TASK TO COMPLETE ▸
Output every entry exactly, from the first line to the last.

---------- RECORDS FOR PROCESSING ----------

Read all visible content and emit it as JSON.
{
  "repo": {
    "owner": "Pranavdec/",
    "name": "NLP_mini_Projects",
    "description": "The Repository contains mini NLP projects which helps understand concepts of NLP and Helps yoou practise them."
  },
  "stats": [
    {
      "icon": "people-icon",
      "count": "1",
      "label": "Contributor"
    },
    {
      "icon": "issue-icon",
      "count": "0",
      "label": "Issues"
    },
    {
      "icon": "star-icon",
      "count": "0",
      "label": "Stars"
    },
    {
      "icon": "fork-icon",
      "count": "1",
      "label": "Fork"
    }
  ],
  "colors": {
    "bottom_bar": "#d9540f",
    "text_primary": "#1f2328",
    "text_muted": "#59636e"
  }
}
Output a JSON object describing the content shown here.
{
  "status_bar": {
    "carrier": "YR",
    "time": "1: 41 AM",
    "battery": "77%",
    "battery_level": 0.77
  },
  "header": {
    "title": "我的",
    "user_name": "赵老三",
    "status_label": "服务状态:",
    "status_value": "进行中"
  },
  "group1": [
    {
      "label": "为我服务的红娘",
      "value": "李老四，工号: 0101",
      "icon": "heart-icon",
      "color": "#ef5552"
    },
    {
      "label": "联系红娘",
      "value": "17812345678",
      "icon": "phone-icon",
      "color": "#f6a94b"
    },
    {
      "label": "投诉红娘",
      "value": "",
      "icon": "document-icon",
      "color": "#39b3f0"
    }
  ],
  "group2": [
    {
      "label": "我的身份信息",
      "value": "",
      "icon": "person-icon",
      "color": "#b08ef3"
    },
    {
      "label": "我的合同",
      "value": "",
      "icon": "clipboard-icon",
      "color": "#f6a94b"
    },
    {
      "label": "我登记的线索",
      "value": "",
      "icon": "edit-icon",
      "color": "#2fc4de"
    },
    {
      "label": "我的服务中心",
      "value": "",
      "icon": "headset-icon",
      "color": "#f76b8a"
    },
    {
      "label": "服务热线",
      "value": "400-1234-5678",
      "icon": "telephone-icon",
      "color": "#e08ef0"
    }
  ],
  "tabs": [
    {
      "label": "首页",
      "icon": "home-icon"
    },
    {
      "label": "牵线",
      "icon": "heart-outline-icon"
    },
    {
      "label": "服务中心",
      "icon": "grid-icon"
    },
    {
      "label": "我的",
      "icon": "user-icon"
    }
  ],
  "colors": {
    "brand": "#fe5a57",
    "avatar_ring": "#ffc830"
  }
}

----------

THE ANSWER ▸
Read all visible content and emit it as JSON.
{
  "repo": {
    "owner": "Pranavdec/",
    "name": "NLP_mini_Projects",
    "description": "The Repository contains mini NLP projects which helps understand concepts of NLP and Helps yoou practise them."
  },
  "stats": [
    {
      "icon": "people-icon",
      "count": "1",
      "label": "Contributor"
    },
    {
      "icon": "issue-icon",
      "count": "0",
      "label": "Issues"
    },
    {
      "icon": "star-icon",
      "count": "0",
      "label": "Stars"
    },
    {
      "icon": "fork-icon",
      "count": "1",
      "label": "Fork"
    }
  ],
  "colors": {
    "bottom_bar": "#d9540f",
    "text_primary": "#1f2328",
    "text_muted": "#59636e"
  }
}
Output a JSON object describing the content shown here.
{
  "status_bar": {
    "carrier": "YR",
    "time": "1: 41 AM",
    "battery": "77%",
    "battery_level": 0.77
  },
  "header": {
    "title": "我的",
    "user_name": "赵老三",
    "status_label": "服务状态:",
    "status_value": "进行中"
  },
  "group1": [
    {
      "label": "为我服务的红娘",
      "value": "李老四，工号: 0101",
      "icon": "heart-icon",
      "color": "#ef5552"
    },
    {
      "label": "联系红娘",
      "value": "17812345678",
      "icon": "phone-icon",
      "color": "#f6a94b"
    },
    {
      "label": "投诉红娘",
      "value": "",
      "icon": "document-icon",
      "color": "#39b3f0"
    }
  ],
  "group2": [
    {
      "label": "我的身份信息",
      "value": "",
      "icon": "person-icon",
      "color": "#b08ef3"
    },
    {
      "label": "我的合同",
      "value": "",
      "icon": "clipboard-icon",
      "color": "#f6a94b"
    },
    {
      "label": "我登记的线索",
      "value": "",
      "icon": "edit-icon",
      "color": "#2fc4de"
    },
    {
      "label": "我的服务中心",
      "value": "",
      "icon": "headset-icon",
      "color": "#f76b8a"
    },
    {
      "label": "服务热线",
      "value": "400-1234-5678",
      "icon": "telephone-icon",
      "color": "#e08ef0"
    }
  ],
  "tabs": [
    {
      "label": "首页",
      "icon": "home-icon"
    },
    {
      "label": "牵线",
      "icon": "heart-outline-icon"
    },
    {
      "label": "服务中心",
      "icon": "grid-icon"
    },
    {
      "label": "我的",
      "icon": "user-icon"
    }
  ],
  "colors": {
    "brand": "#fe5a57",
    "avatar_ring": "#ffc830"
  }
}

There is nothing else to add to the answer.